Selection:
-- start --

"Congress shall make no law respecting an establishment of religion, or prohibiting the free exercise thereof; or abridging the freedom of speech, or of the press; or the right of the people peaceably to assemble, and to petition the Government for a redress of grievances."
The First Amendment limits the U.S. Government's power to stifle the voice of its citizens; it's a powerful statement that has served us well for almost 217 years (ratified on December 15, 1791).
An in-depth discussion on The First Amendment
Of course, private forums are not bound by the First Amendment and can ban and stifle speech as they see fit. Poets.net is a private forum, and I, the owner, do not intend to apply for government grants. I'm on my own. Theoretically, I could ban anyone I want.
But what is the rule for non-profit organizations that accept government grants? Are they obligated to follow the First Amendment?

-- end --

Data entries:
-- start --

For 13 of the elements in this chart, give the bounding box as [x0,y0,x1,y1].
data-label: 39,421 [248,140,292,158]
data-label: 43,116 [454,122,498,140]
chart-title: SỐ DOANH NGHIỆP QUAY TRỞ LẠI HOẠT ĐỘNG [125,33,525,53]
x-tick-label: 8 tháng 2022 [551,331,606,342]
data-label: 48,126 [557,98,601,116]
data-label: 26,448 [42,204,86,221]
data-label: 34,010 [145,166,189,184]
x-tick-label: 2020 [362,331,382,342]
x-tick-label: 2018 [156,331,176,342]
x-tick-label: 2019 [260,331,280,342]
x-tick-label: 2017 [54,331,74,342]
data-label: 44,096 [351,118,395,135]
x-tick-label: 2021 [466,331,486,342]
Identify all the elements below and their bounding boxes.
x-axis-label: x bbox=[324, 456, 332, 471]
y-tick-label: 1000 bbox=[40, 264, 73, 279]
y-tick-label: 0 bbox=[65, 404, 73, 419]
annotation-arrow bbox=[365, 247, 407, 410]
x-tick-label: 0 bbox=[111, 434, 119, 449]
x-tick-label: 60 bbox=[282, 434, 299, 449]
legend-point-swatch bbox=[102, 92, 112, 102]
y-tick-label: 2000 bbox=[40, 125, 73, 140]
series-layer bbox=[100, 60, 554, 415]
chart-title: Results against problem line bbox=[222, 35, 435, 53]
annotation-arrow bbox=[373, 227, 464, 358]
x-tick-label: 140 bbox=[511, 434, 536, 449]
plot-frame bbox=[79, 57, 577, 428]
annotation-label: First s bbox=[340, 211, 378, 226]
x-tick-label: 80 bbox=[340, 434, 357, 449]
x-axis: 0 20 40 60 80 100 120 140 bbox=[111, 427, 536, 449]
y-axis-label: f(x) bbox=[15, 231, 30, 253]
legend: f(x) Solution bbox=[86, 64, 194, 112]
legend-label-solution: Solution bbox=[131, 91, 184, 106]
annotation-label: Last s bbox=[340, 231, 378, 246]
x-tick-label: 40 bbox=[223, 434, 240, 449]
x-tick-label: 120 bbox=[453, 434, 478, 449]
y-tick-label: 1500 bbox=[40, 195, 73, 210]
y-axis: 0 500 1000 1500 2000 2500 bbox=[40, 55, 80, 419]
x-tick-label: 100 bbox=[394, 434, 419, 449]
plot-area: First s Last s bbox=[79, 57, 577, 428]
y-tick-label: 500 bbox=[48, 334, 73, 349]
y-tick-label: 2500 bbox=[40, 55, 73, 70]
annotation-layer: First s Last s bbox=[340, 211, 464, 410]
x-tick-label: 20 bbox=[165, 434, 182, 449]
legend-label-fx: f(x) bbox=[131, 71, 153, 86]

-- end --

Short problem:
According to the First Amendment passage, on what date was the amendment ratified? The rows have no connection to the First Amendment passage.

Output of the exercise:
December 15, 1791.